▶ **Input records**
┌──

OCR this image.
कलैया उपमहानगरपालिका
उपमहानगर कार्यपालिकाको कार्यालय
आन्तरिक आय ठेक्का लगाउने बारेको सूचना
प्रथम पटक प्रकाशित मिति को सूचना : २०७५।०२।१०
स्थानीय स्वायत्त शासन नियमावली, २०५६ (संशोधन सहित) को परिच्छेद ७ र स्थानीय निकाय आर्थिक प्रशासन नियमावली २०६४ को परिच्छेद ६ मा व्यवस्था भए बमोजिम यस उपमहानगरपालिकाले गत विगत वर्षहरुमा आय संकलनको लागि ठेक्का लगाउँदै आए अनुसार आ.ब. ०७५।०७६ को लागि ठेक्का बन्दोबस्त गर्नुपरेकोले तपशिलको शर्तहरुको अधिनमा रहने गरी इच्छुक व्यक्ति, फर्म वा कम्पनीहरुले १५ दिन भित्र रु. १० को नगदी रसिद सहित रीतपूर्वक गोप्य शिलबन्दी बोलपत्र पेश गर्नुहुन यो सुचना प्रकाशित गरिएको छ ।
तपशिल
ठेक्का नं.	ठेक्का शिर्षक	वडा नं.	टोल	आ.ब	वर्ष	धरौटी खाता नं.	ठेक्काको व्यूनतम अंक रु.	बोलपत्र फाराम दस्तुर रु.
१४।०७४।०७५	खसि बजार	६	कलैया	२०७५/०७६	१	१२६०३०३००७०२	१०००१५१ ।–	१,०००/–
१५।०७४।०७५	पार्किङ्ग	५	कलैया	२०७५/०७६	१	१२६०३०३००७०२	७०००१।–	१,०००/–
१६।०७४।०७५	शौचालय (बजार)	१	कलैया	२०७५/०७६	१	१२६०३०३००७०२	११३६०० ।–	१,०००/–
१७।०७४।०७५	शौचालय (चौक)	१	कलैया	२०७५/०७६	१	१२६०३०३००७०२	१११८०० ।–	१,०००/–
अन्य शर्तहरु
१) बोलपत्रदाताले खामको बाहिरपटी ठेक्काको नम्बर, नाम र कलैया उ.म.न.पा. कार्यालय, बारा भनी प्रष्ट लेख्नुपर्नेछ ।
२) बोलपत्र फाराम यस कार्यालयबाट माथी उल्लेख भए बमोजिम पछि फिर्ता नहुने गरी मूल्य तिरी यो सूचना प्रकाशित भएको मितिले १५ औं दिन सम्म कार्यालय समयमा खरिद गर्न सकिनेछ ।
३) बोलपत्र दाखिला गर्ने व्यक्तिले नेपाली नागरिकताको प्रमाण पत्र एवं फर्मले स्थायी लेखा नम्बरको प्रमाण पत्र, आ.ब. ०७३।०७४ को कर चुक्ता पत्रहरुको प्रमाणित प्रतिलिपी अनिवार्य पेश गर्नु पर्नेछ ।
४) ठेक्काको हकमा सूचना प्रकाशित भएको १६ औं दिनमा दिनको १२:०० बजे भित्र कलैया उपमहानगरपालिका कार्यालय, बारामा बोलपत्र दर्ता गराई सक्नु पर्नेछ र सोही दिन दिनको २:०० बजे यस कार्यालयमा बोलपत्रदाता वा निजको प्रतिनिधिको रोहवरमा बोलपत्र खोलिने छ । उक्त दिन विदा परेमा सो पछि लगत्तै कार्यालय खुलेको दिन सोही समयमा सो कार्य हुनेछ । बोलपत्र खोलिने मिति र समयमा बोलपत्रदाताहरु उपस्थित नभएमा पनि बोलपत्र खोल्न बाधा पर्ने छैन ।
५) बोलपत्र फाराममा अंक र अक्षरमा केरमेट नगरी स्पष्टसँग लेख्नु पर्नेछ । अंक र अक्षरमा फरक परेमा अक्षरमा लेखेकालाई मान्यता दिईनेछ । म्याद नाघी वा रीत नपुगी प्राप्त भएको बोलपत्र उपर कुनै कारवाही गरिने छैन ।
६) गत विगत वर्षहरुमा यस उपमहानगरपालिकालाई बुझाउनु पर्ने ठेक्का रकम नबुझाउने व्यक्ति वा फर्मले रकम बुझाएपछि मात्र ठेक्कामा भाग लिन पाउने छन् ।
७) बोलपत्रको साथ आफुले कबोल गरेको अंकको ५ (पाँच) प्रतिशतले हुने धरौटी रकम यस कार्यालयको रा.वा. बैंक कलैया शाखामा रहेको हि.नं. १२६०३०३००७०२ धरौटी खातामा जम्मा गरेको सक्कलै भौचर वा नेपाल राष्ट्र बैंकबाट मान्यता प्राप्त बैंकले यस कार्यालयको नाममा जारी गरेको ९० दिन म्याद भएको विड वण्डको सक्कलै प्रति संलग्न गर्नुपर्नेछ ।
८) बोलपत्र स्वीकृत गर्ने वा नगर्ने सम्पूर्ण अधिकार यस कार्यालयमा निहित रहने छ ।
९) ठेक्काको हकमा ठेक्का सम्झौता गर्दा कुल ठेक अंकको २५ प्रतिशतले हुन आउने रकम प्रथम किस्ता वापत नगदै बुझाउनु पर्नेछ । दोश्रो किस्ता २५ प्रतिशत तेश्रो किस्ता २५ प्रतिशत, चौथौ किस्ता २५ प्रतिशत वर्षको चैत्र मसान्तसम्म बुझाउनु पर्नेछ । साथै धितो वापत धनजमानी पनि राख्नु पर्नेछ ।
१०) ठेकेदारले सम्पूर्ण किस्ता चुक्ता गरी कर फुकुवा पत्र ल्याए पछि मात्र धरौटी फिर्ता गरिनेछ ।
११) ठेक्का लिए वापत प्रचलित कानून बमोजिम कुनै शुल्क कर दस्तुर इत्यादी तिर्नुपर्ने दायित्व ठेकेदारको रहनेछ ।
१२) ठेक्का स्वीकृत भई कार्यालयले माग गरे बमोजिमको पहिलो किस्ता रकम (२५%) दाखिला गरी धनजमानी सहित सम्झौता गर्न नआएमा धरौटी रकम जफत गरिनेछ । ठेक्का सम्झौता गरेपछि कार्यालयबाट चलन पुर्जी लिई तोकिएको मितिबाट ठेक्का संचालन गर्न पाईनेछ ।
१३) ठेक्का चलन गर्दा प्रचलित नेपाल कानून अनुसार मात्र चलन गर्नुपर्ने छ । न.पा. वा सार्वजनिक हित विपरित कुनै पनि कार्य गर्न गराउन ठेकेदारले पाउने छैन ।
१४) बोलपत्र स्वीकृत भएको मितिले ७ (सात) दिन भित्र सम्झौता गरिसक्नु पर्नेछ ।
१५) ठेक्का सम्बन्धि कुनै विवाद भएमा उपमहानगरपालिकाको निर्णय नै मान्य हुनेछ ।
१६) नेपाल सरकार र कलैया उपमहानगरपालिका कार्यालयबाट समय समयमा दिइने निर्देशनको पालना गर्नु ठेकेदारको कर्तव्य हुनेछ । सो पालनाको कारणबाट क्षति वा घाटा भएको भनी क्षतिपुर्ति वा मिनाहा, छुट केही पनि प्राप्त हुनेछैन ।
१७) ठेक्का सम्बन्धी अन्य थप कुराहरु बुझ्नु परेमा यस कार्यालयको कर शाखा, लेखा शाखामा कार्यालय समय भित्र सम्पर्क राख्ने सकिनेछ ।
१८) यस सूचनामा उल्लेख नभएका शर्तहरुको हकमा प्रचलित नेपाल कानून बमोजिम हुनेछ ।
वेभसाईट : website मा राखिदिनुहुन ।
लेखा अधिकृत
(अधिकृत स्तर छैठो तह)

└──

▶ **Stated exercise**
Look through the data above. Each line containing the word "धनजम" needs to be copied.

▶ **Expected output**
९) ठेक्काको हकमा ठेक्का सम्झौता गर्दा कुल ठेक अंकको २५ प्रतिशतले हुन आउने रकम प्रथम किस्ता वापत नगदै बुझाउनु पर्नेछ । दोश्रो किस्ता २५ प्रतिशत तेश्रो किस्ता २५ प्रतिशत, चौथौ किस्ता २५ प्रतिशत वर्षको चैत्र मसान्तसम्म बुझाउनु पर्नेछ । साथै धितो वापत धनजमानी पनि राख्नु पर्नेछ ।
१२) ठेक्का स्वीकृत भई कार्यालयले माग गरे बमोजिमको पहिलो किस्ता रकम (२५%) दाखिला गरी धनजमानी सहित सम्झौता गर्न नआएमा धरौटी रकम जफत गरिनेछ । ठेक्का सम्झौता गरेपछि कार्यालयबाट चलन पुर्जी लिई तोकिएको मितिबाट ठेक्का संचालन गर्न पाईनेछ ।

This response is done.